Exercise directions ->
Lines containing the word "keine" need to be counted. Please reply with how many there are, and nothing else.

Record set ->
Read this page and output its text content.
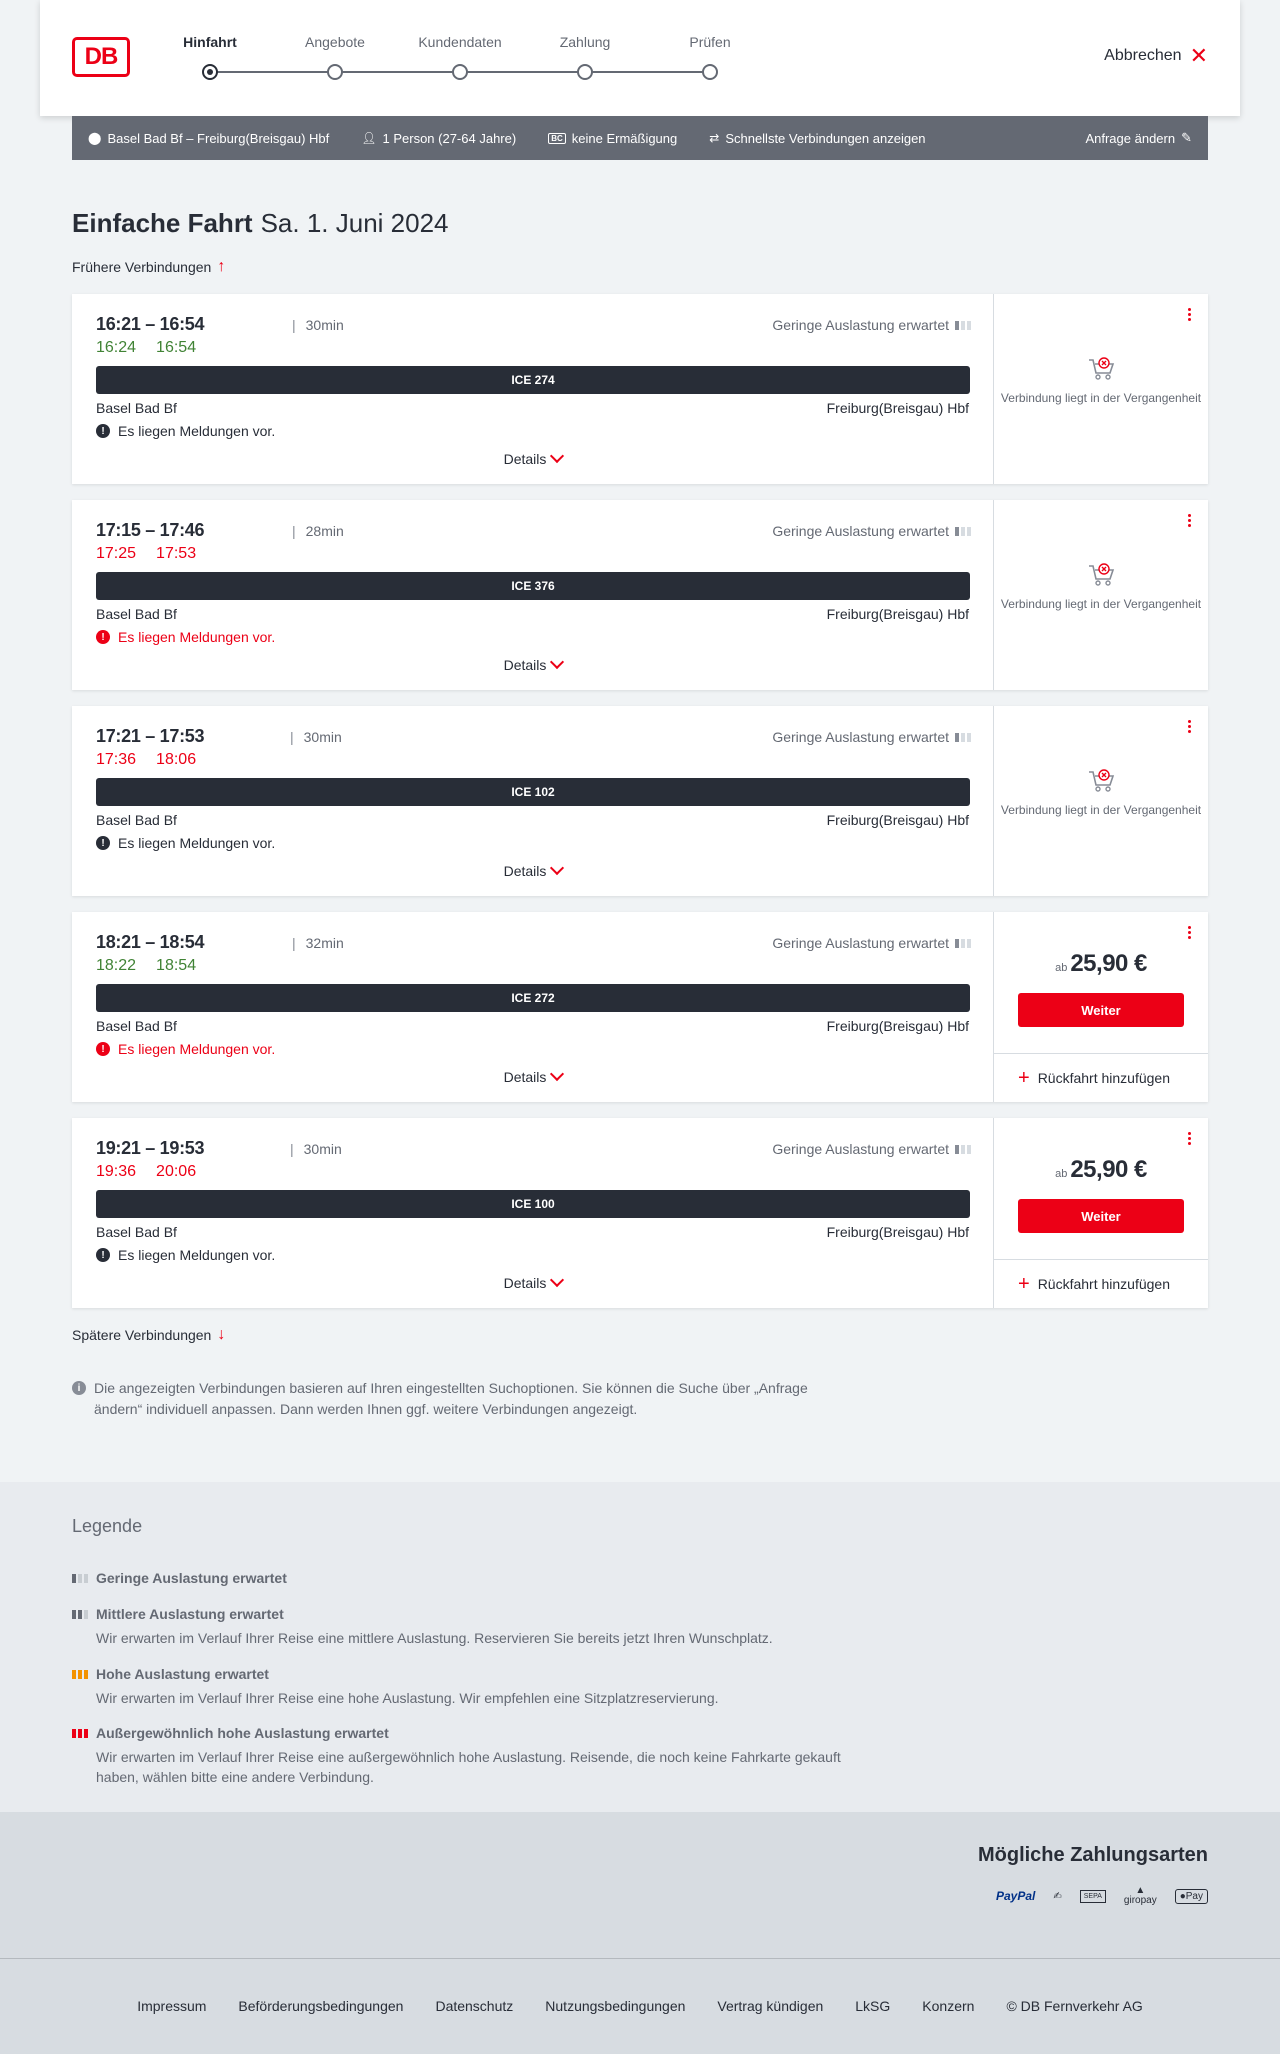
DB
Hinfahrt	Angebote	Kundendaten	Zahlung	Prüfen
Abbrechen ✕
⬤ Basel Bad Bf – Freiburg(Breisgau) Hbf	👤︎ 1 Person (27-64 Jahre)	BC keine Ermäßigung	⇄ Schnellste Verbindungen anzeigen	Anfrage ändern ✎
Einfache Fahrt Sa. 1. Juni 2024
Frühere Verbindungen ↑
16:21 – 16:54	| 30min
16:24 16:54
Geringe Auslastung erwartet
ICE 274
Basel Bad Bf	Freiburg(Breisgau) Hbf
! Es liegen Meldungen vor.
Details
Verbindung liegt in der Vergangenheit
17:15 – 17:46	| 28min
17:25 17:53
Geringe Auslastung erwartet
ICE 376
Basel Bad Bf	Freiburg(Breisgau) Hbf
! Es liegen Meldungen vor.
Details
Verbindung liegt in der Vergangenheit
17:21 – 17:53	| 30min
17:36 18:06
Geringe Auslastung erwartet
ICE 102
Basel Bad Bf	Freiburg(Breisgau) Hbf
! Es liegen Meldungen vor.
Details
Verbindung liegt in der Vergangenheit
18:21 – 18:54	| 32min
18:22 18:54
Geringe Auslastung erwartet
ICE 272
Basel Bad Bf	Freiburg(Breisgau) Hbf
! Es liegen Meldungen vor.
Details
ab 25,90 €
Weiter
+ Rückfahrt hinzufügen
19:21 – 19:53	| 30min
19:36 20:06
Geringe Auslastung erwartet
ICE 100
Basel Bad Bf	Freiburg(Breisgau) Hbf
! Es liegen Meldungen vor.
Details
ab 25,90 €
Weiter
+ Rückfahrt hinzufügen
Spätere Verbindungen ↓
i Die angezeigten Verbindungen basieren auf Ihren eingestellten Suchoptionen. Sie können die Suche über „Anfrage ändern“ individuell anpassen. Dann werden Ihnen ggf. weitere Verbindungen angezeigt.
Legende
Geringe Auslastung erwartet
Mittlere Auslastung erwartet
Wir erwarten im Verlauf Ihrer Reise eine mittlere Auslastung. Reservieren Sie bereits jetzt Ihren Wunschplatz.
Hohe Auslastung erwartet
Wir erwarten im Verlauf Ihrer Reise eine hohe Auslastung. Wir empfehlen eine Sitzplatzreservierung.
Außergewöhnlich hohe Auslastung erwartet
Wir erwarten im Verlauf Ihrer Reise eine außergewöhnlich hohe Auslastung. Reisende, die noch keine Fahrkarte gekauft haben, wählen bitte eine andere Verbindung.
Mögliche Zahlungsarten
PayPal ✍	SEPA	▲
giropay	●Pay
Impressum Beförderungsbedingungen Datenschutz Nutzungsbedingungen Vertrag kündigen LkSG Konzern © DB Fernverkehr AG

==

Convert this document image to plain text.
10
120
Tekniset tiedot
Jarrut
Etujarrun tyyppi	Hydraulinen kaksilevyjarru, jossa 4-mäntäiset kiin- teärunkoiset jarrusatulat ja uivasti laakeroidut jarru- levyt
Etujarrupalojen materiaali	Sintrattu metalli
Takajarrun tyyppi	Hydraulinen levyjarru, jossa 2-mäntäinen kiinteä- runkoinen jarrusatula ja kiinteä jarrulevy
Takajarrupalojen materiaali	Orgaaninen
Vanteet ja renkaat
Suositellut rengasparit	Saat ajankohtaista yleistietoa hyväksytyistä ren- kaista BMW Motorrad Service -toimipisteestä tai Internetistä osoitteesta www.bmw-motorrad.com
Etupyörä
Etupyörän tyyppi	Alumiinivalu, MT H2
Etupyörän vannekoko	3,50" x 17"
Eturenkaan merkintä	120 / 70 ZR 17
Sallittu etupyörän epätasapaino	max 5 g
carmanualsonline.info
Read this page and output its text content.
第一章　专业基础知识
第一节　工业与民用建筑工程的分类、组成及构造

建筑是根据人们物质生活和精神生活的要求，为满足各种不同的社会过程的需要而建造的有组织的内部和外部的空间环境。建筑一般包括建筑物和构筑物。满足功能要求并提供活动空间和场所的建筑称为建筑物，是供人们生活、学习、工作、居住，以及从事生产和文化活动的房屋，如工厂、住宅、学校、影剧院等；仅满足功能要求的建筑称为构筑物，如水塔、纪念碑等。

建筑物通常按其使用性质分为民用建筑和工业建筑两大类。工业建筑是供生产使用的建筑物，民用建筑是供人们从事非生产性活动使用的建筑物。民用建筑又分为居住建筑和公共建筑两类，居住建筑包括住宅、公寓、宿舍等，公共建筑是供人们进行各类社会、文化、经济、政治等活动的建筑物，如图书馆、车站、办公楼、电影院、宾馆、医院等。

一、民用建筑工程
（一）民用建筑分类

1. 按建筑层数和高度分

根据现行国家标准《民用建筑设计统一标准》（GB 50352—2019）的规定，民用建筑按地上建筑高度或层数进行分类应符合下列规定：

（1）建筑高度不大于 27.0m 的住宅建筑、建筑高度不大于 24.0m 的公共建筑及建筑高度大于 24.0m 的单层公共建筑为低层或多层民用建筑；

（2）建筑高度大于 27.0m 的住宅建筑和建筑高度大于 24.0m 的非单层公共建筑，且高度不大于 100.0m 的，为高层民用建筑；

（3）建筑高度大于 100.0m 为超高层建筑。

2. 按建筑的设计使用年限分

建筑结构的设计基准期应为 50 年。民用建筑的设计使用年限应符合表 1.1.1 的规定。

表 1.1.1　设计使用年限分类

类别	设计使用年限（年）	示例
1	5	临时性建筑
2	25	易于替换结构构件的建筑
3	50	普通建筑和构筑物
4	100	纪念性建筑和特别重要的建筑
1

Solved problem ->
2